[Data items]

>> Begin

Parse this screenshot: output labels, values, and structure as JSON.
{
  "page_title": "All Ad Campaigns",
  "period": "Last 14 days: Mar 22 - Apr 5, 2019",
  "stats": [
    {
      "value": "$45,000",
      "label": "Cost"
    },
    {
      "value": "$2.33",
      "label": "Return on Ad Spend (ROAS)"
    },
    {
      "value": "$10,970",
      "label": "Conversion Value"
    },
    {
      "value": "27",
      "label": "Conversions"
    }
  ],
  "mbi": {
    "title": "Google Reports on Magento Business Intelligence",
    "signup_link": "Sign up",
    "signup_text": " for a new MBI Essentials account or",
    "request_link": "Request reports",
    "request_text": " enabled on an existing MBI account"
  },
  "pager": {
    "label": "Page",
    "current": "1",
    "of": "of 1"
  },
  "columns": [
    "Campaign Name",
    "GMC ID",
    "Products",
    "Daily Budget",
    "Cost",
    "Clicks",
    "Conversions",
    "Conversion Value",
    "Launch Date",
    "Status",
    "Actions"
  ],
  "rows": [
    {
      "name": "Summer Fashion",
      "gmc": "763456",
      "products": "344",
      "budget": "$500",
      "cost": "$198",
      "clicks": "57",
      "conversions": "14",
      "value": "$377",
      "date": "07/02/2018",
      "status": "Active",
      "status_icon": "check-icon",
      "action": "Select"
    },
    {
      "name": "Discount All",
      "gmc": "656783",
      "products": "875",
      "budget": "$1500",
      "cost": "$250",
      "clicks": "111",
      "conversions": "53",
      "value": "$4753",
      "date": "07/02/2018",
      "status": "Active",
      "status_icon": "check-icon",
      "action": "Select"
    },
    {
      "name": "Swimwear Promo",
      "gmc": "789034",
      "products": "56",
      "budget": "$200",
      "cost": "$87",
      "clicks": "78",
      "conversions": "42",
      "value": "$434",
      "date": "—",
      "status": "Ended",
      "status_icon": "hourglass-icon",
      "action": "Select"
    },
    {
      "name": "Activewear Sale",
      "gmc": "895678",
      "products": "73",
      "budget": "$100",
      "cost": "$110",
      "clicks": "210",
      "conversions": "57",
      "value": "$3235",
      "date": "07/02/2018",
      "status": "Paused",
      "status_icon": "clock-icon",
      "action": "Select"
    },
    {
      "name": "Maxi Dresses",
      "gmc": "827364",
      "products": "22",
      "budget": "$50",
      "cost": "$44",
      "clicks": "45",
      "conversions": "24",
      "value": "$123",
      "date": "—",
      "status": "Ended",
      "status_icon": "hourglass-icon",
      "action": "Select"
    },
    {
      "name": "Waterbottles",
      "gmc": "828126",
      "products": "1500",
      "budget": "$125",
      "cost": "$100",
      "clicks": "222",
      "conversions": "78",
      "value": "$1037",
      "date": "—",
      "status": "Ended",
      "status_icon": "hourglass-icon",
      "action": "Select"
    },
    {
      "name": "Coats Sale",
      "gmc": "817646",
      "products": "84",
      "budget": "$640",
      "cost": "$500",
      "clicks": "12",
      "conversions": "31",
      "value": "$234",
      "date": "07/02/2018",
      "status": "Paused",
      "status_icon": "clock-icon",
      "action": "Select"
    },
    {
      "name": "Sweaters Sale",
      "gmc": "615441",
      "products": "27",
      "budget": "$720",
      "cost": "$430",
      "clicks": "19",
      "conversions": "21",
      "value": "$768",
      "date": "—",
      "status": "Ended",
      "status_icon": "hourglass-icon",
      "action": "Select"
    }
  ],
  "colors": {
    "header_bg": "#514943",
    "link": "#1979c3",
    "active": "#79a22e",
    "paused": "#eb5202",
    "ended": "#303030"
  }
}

>> End

• _What you should do_
Every line above should be retyped exactly as given.

• _Written solution_
Parse this screenshot: output labels, values, and structure as JSON.
{
  "page_title": "All Ad Campaigns",
  "period": "Last 14 days: Mar 22 - Apr 5, 2019",
  "stats": [
    {
      "value": "$45,000",
      "label": "Cost"
    },
    {
      "value": "$2.33",
      "label": "Return on Ad Spend (ROAS)"
    },
    {
      "value": "$10,970",
      "label": "Conversion Value"
    },
    {
      "value": "27",
      "label": "Conversions"
    }
  ],
  "mbi": {
    "title": "Google Reports on Magento Business Intelligence",
    "signup_link": "Sign up",
    "signup_text": " for a new MBI Essentials account or",
    "request_link": "Request reports",
    "request_text": " enabled on an existing MBI account"
  },
  "pager": {
    "label": "Page",
    "current": "1",
    "of": "of 1"
  },
  "columns": [
    "Campaign Name",
    "GMC ID",
    "Products",
    "Daily Budget",
    "Cost",
    "Clicks",
    "Conversions",
    "Conversion Value",
    "Launch Date",
    "Status",
    "Actions"
  ],
  "rows": [
    {
      "name": "Summer Fashion",
      "gmc": "763456",
      "products": "344",
      "budget": "$500",
      "cost": "$198",
      "clicks": "57",
      "conversions": "14",
      "value": "$377",
      "date": "07/02/2018",
      "status": "Active",
      "status_icon": "check-icon",
      "action": "Select"
    },
    {
      "name": "Discount All",
      "gmc": "656783",
      "products": "875",
      "budget": "$1500",
      "cost": "$250",
      "clicks": "111",
      "conversions": "53",
      "value": "$4753",
      "date": "07/02/2018",
      "status": "Active",
      "status_icon": "check-icon",
      "action": "Select"
    },
    {
      "name": "Swimwear Promo",
      "gmc": "789034",
      "products": "56",
      "budget": "$200",
      "cost": "$87",
      "clicks": "78",
      "conversions": "42",
      "value": "$434",
      "date": "—",
      "status": "Ended",
      "status_icon": "hourglass-icon",
      "action": "Select"
    },
    {
      "name": "Activewear Sale",
      "gmc": "895678",
      "products": "73",
      "budget": "$100",
      "cost": "$110",
      "clicks": "210",
      "conversions": "57",
      "value": "$3235",
      "date": "07/02/2018",
      "status": "Paused",
      "status_icon": "clock-icon",
      "action": "Select"
    },
    {
      "name": "Maxi Dresses",
      "gmc": "827364",
      "products": "22",
      "budget": "$50",
      "cost": "$44",
      "clicks": "45",
      "conversions": "24",
      "value": "$123",
      "date": "—",
      "status": "Ended",
      "status_icon": "hourglass-icon",
      "action": "Select"
    },
    {
      "name": "Waterbottles",
      "gmc": "828126",
      "products": "1500",
      "budget": "$125",
      "cost": "$100",
      "clicks": "222",
      "conversions": "78",
      "value": "$1037",
      "date": "—",
      "status": "Ended",
      "status_icon": "hourglass-icon",
      "action": "Select"
    },
    {
      "name": "Coats Sale",
      "gmc": "817646",
      "products": "84",
      "budget": "$640",
      "cost": "$500",
      "clicks": "12",
      "conversions": "31",
      "value": "$234",
      "date": "07/02/2018",
      "status": "Paused",
      "status_icon": "clock-icon",
      "action": "Select"
    },
    {
      "name": "Sweaters Sale",
      "gmc": "615441",
      "products": "27",
      "budget": "$720",
      "cost": "$430",
      "clicks": "19",
      "conversions": "21",
      "value": "$768",
      "date": "—",
      "status": "Ended",
      "status_icon": "hourglass-icon",
      "action": "Select"
    }
  ],
  "colors": {
    "header_bg": "#514943",
    "link": "#1979c3",
    "active": "#79a22e",
    "paused": "#eb5202",
    "ended": "#303030"
  }
}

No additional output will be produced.